» **Problems and tasks**:
1. From the passage on 3D shape descriptors, copy word for word the stretch starting with "This descriptor is" and going on through "a 3D model.".
2. In the passage on 3D shape descriptors, how is the inner distance defined?
3. Write the next part of the passage on 3D shape descriptors, picking up right after its final sentence.

Fig. 5. Example of two objects (left an axis, right an abstract bolt) that are not properly distinguished by spherical harmonics but that are correctly recognized by our classifier.
Geometric statistics
Thin-walled components are characterized by higher surface area and lower volume; simple geometric statistics perform better than other more complex descriptors in their characterization. Thus, with this type of features, we intend to capture information that is able to take into consideration the sizes and the proportions among sides. In particular, the values we consider under the name of geometric statistics are:
- • Minimum Bounding Box (MBB) sizes 
- • Proportion between length and height of MBB 
- • Proportion between length and width of MBB 
- • Proportion between height and width of MBB 
- • MBB diagonal length 
- • Surface area 
- • Thin shell barycentre 
We start by computing the dimensions of the minimum bounding box, which is the box with the smallest measure within which all the points of the part lie in. From the bounding box, we derive other statistics, which provides indications about the global thickness of the objects.
Inner distances
The inner distances are used to build descriptor able to well characterize prismatic parts (Jayanti et al., Reference Jayanti, Kalyanaraman, Iyer and Ramani2006).
The inner distance is defined as the length of the shortest path between landmark points within the shape, and it reflects well the structure and deformation without explicit decomposition. The inner distances are stored as a histogram that gives a probability distribution of inner distances between all sample point pairs on the surface.
Shape distribution
To improve the characterization of solid of revolutions and thin-walled parts, considering the review proposed by Jayanti et al. (Reference Jayanti, Kalyanaraman, Iyer and Ramani2006), shape distribution is included in the feature space.
This descriptor is presented in Osada et al. (Reference Osada, Funkhouser, Chazelle and Dobkin2002), where the authors addressed the problem of measuring the similarity between 3D shapes by a shape function that captures global geometric properties of an object. The authors stressed the following shape functions:
- • A3: measures the angle between three random points on the surface of a 3D model.

» **Material supplied**:
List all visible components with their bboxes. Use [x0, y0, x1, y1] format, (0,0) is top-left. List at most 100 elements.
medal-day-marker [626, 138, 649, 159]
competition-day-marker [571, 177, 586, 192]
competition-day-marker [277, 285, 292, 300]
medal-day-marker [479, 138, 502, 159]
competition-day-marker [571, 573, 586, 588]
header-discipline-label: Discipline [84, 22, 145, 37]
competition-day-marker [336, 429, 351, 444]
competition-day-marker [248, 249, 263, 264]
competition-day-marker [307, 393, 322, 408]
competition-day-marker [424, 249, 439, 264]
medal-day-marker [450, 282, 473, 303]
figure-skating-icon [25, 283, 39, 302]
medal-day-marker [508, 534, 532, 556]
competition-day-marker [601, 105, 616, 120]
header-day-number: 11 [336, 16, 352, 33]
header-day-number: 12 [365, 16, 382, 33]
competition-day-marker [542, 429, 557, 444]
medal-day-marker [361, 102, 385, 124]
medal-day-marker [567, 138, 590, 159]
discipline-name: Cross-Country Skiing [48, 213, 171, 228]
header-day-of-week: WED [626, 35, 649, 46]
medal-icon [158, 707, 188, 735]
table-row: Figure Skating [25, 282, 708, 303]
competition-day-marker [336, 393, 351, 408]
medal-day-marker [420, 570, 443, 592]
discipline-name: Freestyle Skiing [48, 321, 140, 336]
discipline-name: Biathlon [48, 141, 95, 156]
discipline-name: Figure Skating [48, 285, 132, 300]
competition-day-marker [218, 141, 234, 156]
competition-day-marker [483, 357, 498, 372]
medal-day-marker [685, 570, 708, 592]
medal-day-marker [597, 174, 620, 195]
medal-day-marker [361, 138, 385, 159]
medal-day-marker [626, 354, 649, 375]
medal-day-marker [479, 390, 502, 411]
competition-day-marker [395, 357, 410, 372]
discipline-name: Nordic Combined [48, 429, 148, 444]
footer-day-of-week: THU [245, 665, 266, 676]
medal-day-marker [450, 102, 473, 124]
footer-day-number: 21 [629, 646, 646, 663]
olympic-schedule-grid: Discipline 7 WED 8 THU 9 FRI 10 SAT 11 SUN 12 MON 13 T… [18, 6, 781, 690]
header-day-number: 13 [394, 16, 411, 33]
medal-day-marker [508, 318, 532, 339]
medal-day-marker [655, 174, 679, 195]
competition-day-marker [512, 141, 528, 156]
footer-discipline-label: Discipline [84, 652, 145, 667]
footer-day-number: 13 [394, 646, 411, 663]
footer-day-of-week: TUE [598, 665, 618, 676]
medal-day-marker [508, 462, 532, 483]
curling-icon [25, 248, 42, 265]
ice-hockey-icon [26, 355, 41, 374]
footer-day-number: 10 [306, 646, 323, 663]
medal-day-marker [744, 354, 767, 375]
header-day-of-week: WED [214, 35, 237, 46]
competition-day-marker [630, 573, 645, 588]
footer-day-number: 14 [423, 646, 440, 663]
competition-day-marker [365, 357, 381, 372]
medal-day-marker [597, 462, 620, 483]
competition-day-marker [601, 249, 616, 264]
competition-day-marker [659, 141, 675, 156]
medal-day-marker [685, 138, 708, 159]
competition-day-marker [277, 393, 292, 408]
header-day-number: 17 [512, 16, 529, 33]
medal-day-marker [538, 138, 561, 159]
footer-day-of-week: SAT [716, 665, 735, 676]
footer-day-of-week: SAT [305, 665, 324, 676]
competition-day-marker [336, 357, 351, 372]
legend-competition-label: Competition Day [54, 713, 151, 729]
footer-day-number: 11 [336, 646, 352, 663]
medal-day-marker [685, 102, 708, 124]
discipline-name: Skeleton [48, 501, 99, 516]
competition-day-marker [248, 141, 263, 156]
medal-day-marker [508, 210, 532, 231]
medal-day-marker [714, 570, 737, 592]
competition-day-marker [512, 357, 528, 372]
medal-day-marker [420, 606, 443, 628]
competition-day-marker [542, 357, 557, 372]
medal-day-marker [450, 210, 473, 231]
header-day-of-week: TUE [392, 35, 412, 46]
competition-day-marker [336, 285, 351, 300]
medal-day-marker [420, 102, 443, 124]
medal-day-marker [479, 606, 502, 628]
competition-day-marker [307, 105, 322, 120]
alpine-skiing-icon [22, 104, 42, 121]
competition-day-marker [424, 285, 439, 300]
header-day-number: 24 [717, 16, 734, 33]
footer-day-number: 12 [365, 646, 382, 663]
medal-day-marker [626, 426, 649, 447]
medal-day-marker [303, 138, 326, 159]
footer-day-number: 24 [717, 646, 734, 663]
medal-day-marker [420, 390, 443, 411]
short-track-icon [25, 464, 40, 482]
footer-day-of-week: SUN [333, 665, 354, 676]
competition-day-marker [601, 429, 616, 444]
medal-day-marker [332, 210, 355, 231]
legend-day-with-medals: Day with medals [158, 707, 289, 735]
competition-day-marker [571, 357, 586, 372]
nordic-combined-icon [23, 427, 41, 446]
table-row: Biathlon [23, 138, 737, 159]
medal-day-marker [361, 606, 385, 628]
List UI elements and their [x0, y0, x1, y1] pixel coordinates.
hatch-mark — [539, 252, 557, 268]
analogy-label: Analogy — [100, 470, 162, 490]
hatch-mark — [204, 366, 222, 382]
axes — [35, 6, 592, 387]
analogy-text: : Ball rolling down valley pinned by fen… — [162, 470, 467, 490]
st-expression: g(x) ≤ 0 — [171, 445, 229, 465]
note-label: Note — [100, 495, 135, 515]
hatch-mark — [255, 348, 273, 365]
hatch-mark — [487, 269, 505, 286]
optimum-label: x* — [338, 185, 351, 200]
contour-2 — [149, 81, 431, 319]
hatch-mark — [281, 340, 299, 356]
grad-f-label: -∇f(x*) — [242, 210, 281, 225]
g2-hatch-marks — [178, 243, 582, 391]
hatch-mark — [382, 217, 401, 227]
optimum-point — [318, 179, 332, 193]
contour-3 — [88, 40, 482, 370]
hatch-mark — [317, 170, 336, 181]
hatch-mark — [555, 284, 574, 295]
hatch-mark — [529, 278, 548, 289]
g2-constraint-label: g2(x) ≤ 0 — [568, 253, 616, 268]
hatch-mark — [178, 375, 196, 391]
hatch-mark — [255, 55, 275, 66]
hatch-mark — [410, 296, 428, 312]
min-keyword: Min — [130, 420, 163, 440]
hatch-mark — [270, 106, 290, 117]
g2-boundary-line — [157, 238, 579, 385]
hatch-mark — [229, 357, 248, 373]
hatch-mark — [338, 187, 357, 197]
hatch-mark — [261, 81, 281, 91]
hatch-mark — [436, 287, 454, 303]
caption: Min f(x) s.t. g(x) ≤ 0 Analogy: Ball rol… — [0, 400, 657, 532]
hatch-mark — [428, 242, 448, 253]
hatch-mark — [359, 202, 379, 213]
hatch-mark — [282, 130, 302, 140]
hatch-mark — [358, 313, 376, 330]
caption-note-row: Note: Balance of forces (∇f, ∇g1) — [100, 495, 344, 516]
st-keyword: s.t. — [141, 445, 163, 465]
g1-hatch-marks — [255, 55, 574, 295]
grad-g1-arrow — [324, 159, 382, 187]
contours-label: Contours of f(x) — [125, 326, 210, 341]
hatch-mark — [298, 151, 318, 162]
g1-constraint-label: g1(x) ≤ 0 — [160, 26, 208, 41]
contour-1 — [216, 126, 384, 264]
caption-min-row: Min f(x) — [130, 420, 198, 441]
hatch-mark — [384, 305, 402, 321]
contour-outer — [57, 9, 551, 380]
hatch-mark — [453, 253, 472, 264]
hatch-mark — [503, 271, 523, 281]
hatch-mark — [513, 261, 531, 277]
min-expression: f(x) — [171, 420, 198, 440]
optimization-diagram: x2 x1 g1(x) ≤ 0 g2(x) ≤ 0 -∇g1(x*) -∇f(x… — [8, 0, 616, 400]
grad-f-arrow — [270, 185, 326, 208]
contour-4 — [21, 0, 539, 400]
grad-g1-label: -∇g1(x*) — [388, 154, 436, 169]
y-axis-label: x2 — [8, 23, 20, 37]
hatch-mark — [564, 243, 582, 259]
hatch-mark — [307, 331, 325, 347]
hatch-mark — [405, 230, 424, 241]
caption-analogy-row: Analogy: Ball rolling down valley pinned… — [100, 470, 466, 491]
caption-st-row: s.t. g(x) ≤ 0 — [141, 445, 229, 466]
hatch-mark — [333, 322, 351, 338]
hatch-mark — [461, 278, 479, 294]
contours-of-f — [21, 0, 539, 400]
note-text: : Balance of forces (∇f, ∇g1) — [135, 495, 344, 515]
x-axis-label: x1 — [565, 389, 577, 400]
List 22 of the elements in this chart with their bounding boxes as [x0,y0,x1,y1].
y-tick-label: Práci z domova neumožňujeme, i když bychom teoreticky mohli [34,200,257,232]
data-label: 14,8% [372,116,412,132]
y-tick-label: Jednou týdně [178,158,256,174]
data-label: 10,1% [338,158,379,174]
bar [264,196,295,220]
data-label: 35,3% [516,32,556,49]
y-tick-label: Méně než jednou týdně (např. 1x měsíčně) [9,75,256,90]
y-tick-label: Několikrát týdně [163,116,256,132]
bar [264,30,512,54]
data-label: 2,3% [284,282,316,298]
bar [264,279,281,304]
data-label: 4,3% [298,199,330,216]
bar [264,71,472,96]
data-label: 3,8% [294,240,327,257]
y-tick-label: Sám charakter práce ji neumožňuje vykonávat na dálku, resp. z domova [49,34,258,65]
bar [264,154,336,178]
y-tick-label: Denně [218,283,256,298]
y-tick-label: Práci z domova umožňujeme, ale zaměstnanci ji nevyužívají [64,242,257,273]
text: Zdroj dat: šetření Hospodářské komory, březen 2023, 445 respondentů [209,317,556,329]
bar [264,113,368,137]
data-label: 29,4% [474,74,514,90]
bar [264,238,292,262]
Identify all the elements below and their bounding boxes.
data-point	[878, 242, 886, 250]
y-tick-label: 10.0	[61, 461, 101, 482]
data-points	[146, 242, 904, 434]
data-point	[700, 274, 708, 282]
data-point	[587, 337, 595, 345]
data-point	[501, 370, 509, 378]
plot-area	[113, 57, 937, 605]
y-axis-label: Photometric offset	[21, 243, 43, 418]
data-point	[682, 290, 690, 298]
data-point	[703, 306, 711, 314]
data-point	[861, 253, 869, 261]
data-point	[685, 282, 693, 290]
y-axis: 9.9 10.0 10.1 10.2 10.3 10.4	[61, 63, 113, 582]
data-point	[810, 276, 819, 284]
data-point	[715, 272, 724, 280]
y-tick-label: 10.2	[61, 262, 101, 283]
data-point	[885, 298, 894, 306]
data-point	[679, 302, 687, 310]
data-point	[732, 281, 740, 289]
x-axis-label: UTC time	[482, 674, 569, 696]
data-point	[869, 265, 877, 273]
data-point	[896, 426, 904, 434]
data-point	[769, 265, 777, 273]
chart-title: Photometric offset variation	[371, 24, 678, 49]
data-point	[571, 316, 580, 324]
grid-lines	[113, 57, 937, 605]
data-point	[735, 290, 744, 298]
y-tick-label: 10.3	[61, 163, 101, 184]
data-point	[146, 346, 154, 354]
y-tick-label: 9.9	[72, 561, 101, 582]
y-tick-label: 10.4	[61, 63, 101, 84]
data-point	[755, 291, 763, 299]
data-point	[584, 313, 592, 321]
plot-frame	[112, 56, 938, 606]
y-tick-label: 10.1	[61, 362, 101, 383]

» **Results for each task**:
1.
This descriptor is presented in Osada et al. (Reference Osada, Funkhouser, Chazelle and Dobkin2002), where the authors addressed the problem of measuring the similarity between 3D shapes by a shape function that captures global geometric properties of an object. The authors stressed the following shape functions:
- • A3: measures the angle between three random points on the surface of a 3D model.

2. The inner distance is the length of the shortest path between landmark points within the shape.

3.
- • D1: measures the distance between a fixed point (e.g., the centroid of the boundary) and one random point on the surface. 
- • D2: measures the distance between two random points on the surface. 
- • D3: measures the square root of the area of the triangle between three random points on the surface. 
- • D4: measures the cube root of the volume of the tetrahedron between four random points on the surface. 
In Osaka et al. (2002), the authors selected the D2 and evaluated N = 10242 samples from the shape distribution and constructed a histogram by counting how many samples fall into each of the B = 1024 fixed sized bins. From the histogram, they reconstruct a piecewise linear function with V = 64 equally spaced vertices. The output of this procedure is a sequence of V integers, which forms our representation for the shape distribution. The experimental results of this approach reported in the paper and confirmed by Jayanti et al. (Reference Jayanti, Kalyanaraman, Iyer and Ramani2006) suggest us that this descriptor is a good choice for the comparison of shapes, being a good compromise considering the efficiency and the obtained results.
Light field descriptor
LFD is a self-consistent class of features that aim to capture the visual similarity of 3D objects. LFD has been introduced by Chen et al. (Reference Chen, Tian, Shen and Ouhyoung2003); it is obtained by computing the Zernike moments and the Fourier descriptors on 100 orthogonal projections of an object. The authors have developed also a 3D retrieval system based on LFD that outperforms other retrieval systems based on the spherical harmonics, the MPEG-7 Shape 3D descriptors, and the MPEG-7 Multiple View Descriptor. Therefore, to evaluate the capabilities of combining various descriptors as features, we compare our parts classification system with the one obtained by using only the LFD feature space. LFD is computed by using the tool available at http://3d.csie.ntu.edu.tw/~dynamic/3DRetrieval/. The tool takes as input the OBJ file and it produces 5 binary files. In total, an object is represented by a vector containing 6500 real values.
Exploratory analysis of the feature space
This task provides a preliminary description of the dataset in the new feature space and then helps to reduce the feature space while preserving its main characteristics. We start by computing the pair-wise standardized Euclidean distance and we store the output in a distance matrix:
 $$d(s\comma \,t) = (x_s - x_t)V^{ - 1}(x_s - x_t)^{\prime}$$
$$d(s\comma \,t) = (x_s - x_t)V^{ - 1}(x_s - x_t)^{\prime}$$where V is the n × n diagonal matrix, whose jth diagonal element is the squared standard deviation. Among others, heat-maps are useful and informative graphical tools for mining big matrices. In our case, the distance matrix has dimension 2354 × 2354.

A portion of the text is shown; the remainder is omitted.